Output word for word the lines from the one with "Serialize everything readable" to the final line of the data, both ends included, but skip the pictures.

--------------------

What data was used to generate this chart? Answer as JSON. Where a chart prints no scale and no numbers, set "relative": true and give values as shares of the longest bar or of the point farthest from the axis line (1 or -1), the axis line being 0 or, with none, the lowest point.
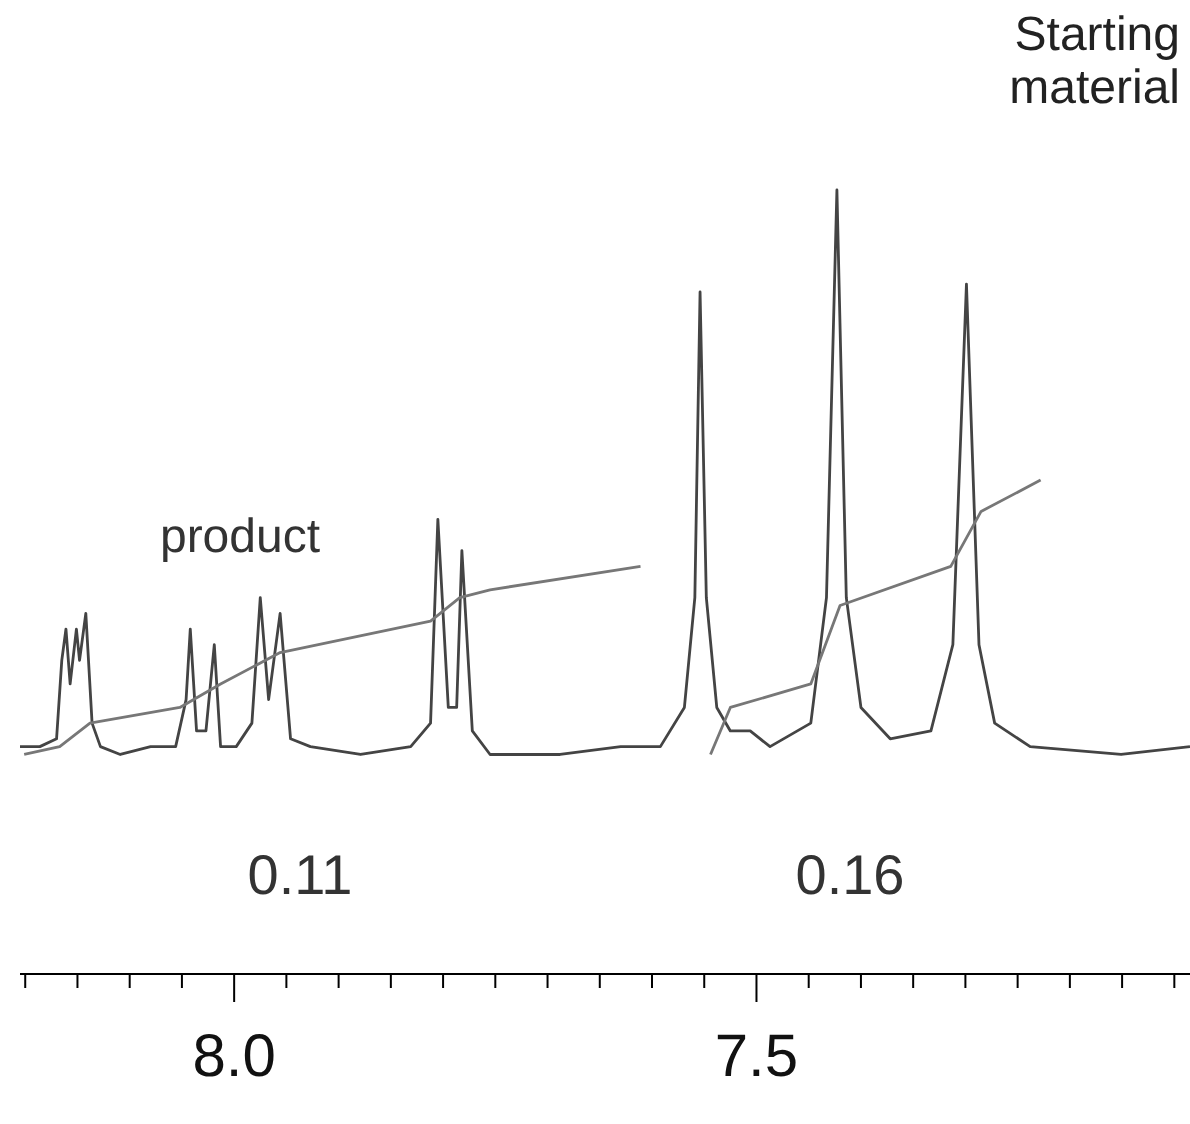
{
  "chart_data": {
    "type": "line",
    "relative": true,
    "marker": "none",
    "tick_labels": "x",
    "xlim": [
      8.205,
      7.085
    ],
    "xticks": [
      {
        "value": 8.2,
        "label": null
      },
      {
        "value": 8.15,
        "label": null
      },
      {
        "value": 8.1,
        "label": null
      },
      {
        "value": 8.05,
        "label": null
      },
      {
        "value": 8.0,
        "label": "8.0"
      },
      {
        "value": 7.95,
        "label": null
      },
      {
        "value": 7.9,
        "label": null
      },
      {
        "value": 7.85,
        "label": null
      },
      {
        "value": 7.8,
        "label": null
      },
      {
        "value": 7.75,
        "label": null
      },
      {
        "value": 7.7,
        "label": null
      },
      {
        "value": 7.65,
        "label": null
      },
      {
        "value": 7.6,
        "label": null
      },
      {
        "value": 7.55,
        "label": null
      },
      {
        "value": 7.5,
        "label": "7.5"
      },
      {
        "value": 7.45,
        "label": null
      },
      {
        "value": 7.4,
        "label": null
      },
      {
        "value": 7.35,
        "label": null
      },
      {
        "value": 7.3,
        "label": null
      },
      {
        "value": 7.25,
        "label": null
      },
      {
        "value": 7.2,
        "label": null
      },
      {
        "value": 7.15,
        "label": null
      },
      {
        "value": 7.1,
        "label": null
      }
    ],
    "series": [
      {
        "color": "#444444",
        "x": [
          8.205,
          8.186,
          8.17,
          8.165,
          8.161,
          8.157,
          8.151,
          8.148,
          8.142,
          8.136,
          8.128,
          8.109,
          8.08,
          8.056,
          8.046,
          8.042,
          8.036,
          8.027,
          8.019,
          8.013,
          7.998,
          7.983,
          7.975,
          7.967,
          7.956,
          7.946,
          7.927,
          7.879,
          7.831,
          7.812,
          7.805,
          7.795,
          7.787,
          7.782,
          7.772,
          7.755,
          7.688,
          7.63,
          7.592,
          7.569,
          7.559,
          7.554,
          7.548,
          7.538,
          7.525,
          7.506,
          7.487,
          7.448,
          7.433,
          7.423,
          7.414,
          7.4,
          7.372,
          7.333,
          7.312,
          7.299,
          7.287,
          7.272,
          7.238,
          7.151,
          7.085
        ],
        "values": [
          0.29,
          0.29,
          0.3,
          0.4,
          0.44,
          0.37,
          0.44,
          0.4,
          0.46,
          0.32,
          0.29,
          0.28,
          0.29,
          0.29,
          0.35,
          0.44,
          0.31,
          0.31,
          0.42,
          0.29,
          0.29,
          0.32,
          0.48,
          0.35,
          0.46,
          0.3,
          0.29,
          0.28,
          0.29,
          0.32,
          0.58,
          0.34,
          0.34,
          0.54,
          0.31,
          0.28,
          0.28,
          0.29,
          0.29,
          0.34,
          0.48,
          0.87,
          0.48,
          0.34,
          0.31,
          0.31,
          0.29,
          0.32,
          0.48,
          1.0,
          0.48,
          0.34,
          0.3,
          0.31,
          0.42,
          0.88,
          0.42,
          0.32,
          0.29,
          0.28,
          0.29
        ]
      },
      {
        "color": "#777777",
        "x": [
          8.201,
          8.167,
          8.138,
          8.052,
          8.013,
          7.956,
          7.812,
          7.784,
          7.755,
          7.611
        ],
        "values": [
          0.28,
          0.29,
          0.32,
          0.34,
          0.37,
          0.41,
          0.45,
          0.48,
          0.49,
          0.52
        ]
      },
      {
        "color": "#777777",
        "x": [
          7.544,
          7.525,
          7.448,
          7.42,
          7.314,
          7.285,
          7.228
        ],
        "values": [
          0.28,
          0.34,
          0.37,
          0.47,
          0.52,
          0.59,
          0.63
        ]
      }
    ],
    "annotations": [
      "product",
      "Starting material",
      "0.11",
      "0.16"
    ]
  }
}
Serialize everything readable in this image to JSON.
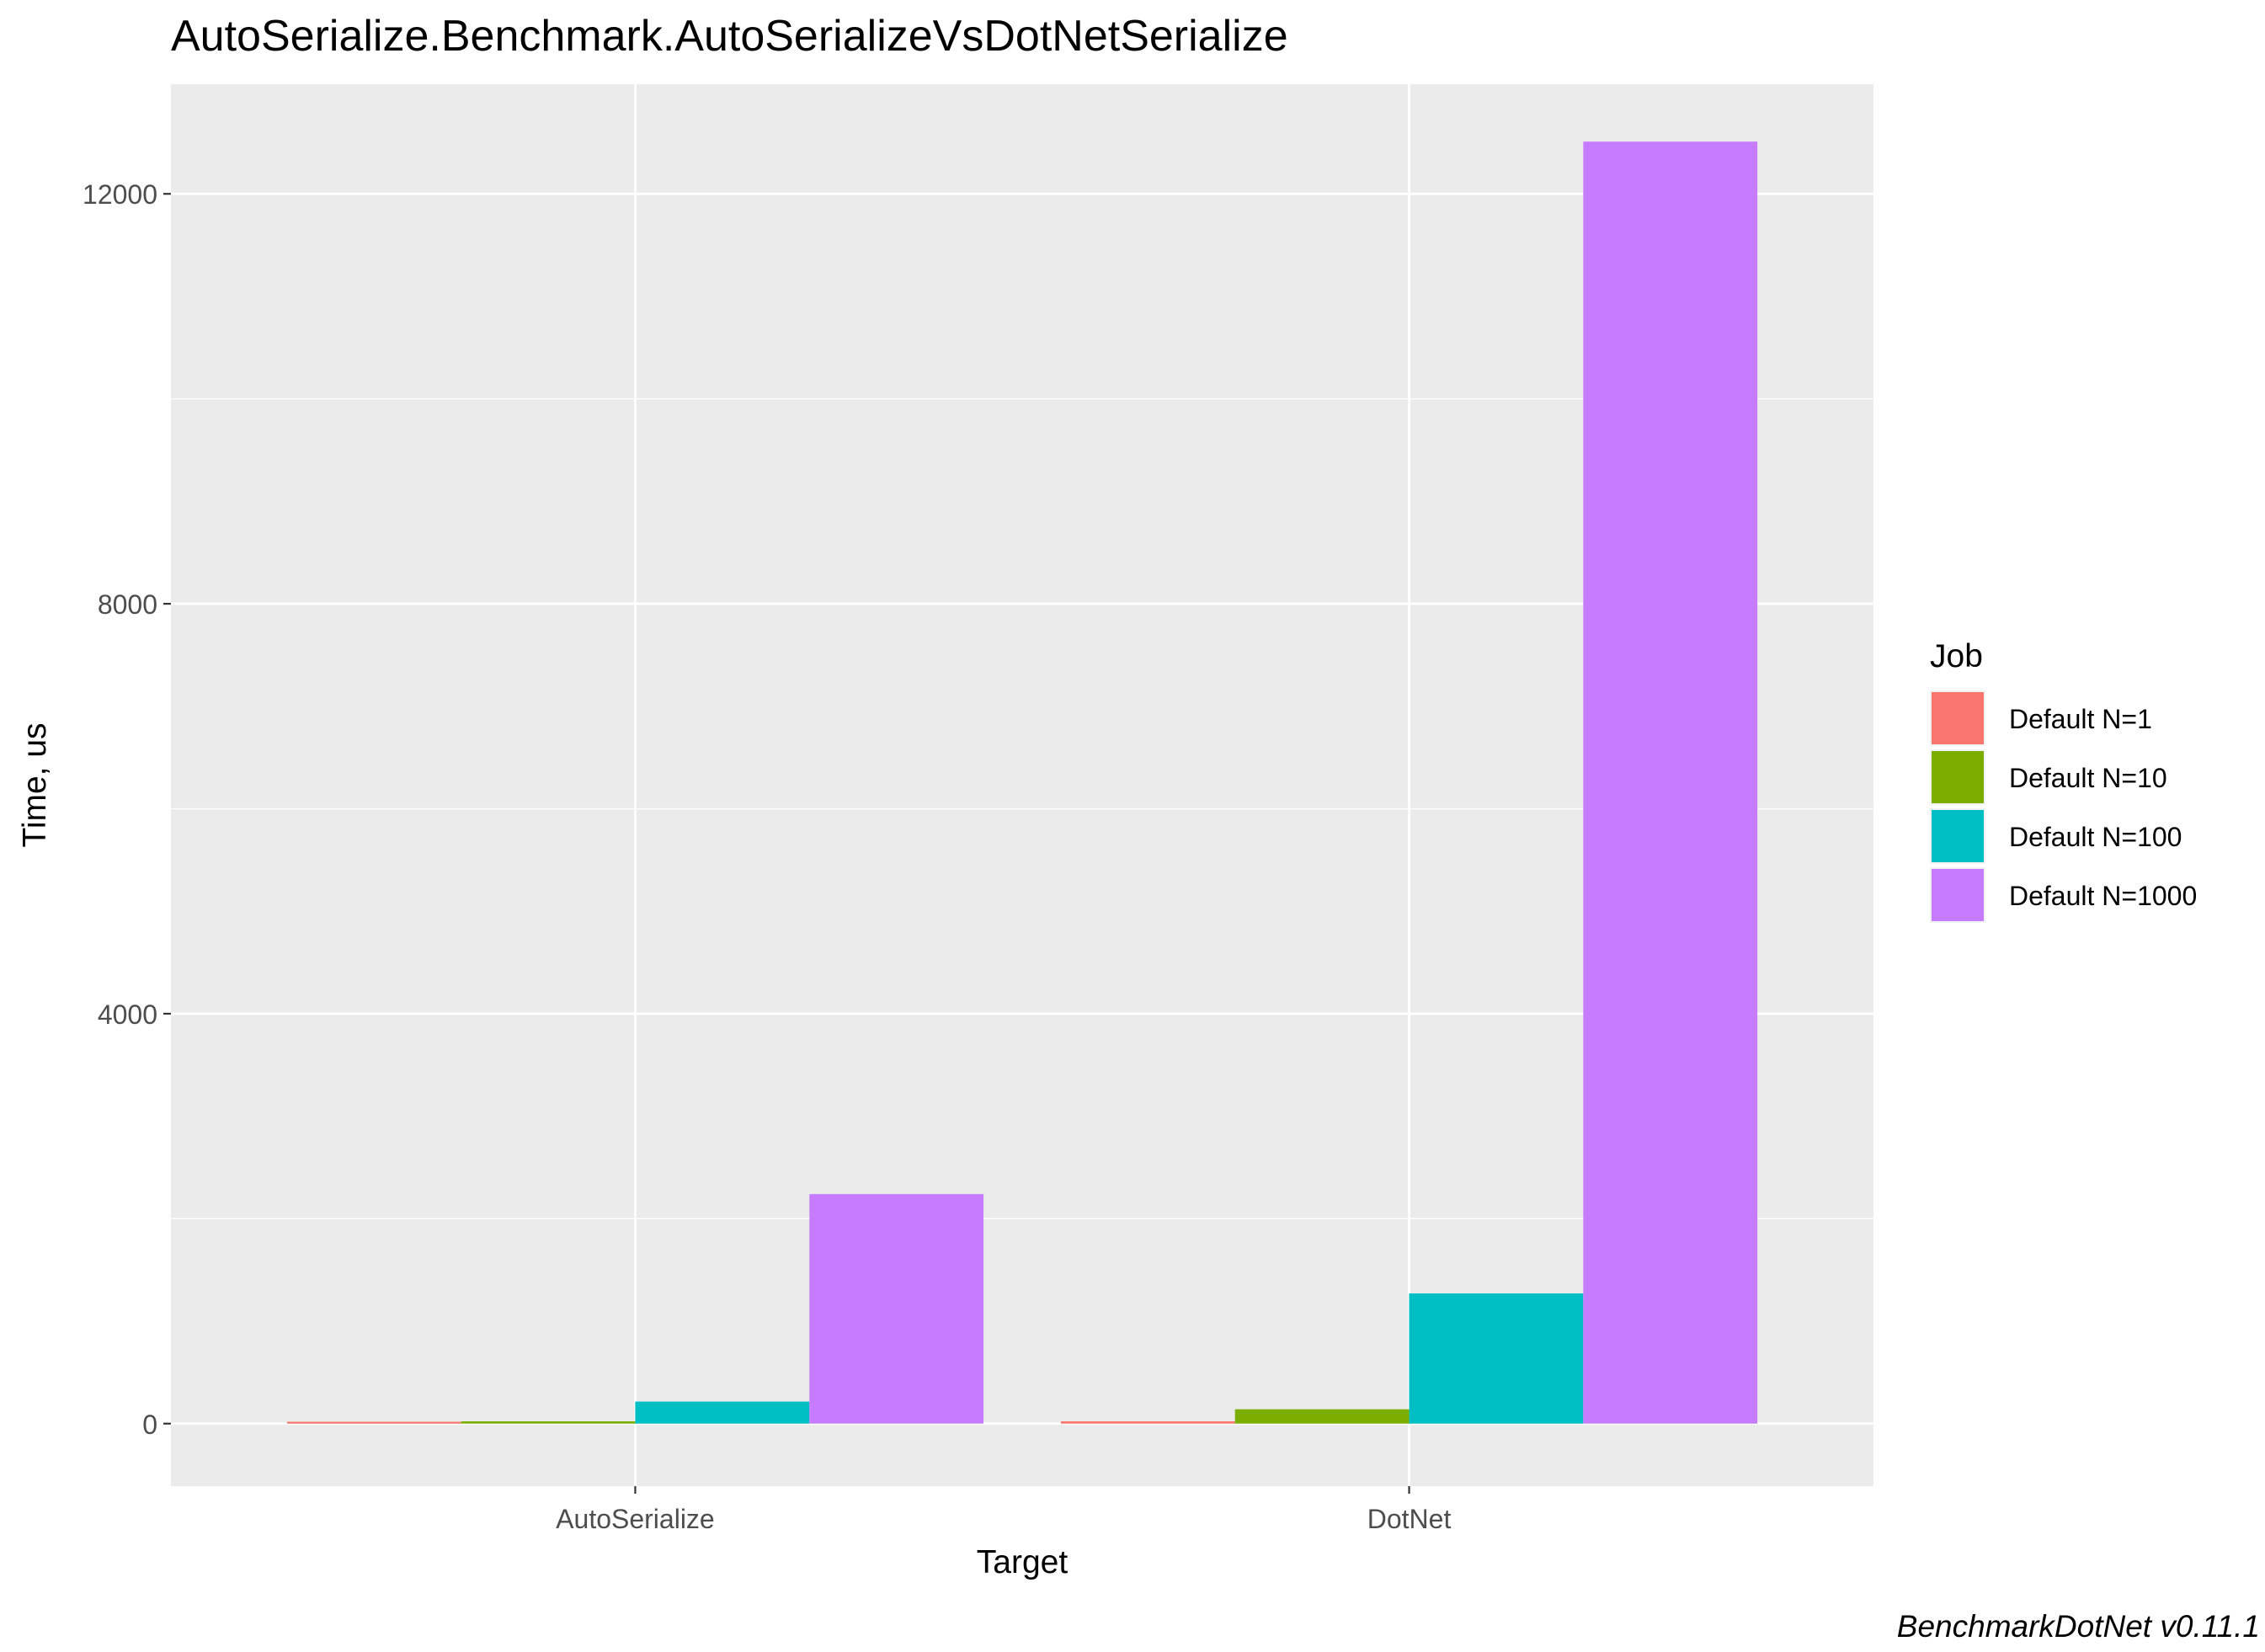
{
  "chart_data": {
    "type": "bar",
    "title": "AutoSerialize.Benchmark.AutoSerializeVsDotNetSerialize",
    "xlabel": "Target",
    "ylabel": "Time, us",
    "categories": [
      "AutoSerialize",
      "DotNet"
    ],
    "series": [
      {
        "name": "Default N=1",
        "color": "#F8766D",
        "values": [
          18,
          22
        ]
      },
      {
        "name": "Default N=10",
        "color": "#7CAE00",
        "values": [
          22,
          140
        ]
      },
      {
        "name": "Default N=100",
        "color": "#00BFC4",
        "values": [
          215,
          1270
        ]
      },
      {
        "name": "Default N=1000",
        "color": "#C77CFF",
        "values": [
          2240,
          12510
        ]
      }
    ],
    "ylim": [
      -610,
      13070
    ],
    "yticks": [
      0,
      4000,
      8000,
      12000
    ],
    "legend": {
      "title": "Job",
      "position": "right"
    },
    "grid": true,
    "panel_background": "#EBEBEB",
    "grid_color": "#FFFFFF"
  },
  "caption": "BenchmarkDotNet v0.11.1"
}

--------------------

RESULT OF THIS TASK -
Serialize everything readable in this image to JSON.
{
  "chart_data": {
    "type": "bar",
    "title": "AutoSerialize.Benchmark.AutoSerializeVsDotNetSerialize",
    "xlabel": "Target",
    "ylabel": "Time, us",
    "categories": [
      "AutoSerialize",
      "DotNet"
    ],
    "series": [
      {
        "name": "Default N=1",
        "color": "#F8766D",
        "values": [
          18,
          22
        ]
      },
      {
        "name": "Default N=10",
        "color": "#7CAE00",
        "values": [
          22,
          140
        ]
      },
      {
        "name": "Default N=100",
        "color": "#00BFC4",
        "values": [
          215,
          1270
        ]
      },
      {
        "name": "Default N=1000",
        "color": "#C77CFF",
        "values": [
          2240,
          12510
        ]
      }
    ],
    "ylim": [
      -610,
      13070
    ],
    "yticks": [
      0,
      4000,
      8000,
      12000
    ],
    "legend": {
      "title": "Job",
      "position": "right"
    },
    "grid": true,
    "panel_background": "#EBEBEB",
    "grid_color": "#FFFFFF"
  },
  "caption": "BenchmarkDotNet v0.11.1"
}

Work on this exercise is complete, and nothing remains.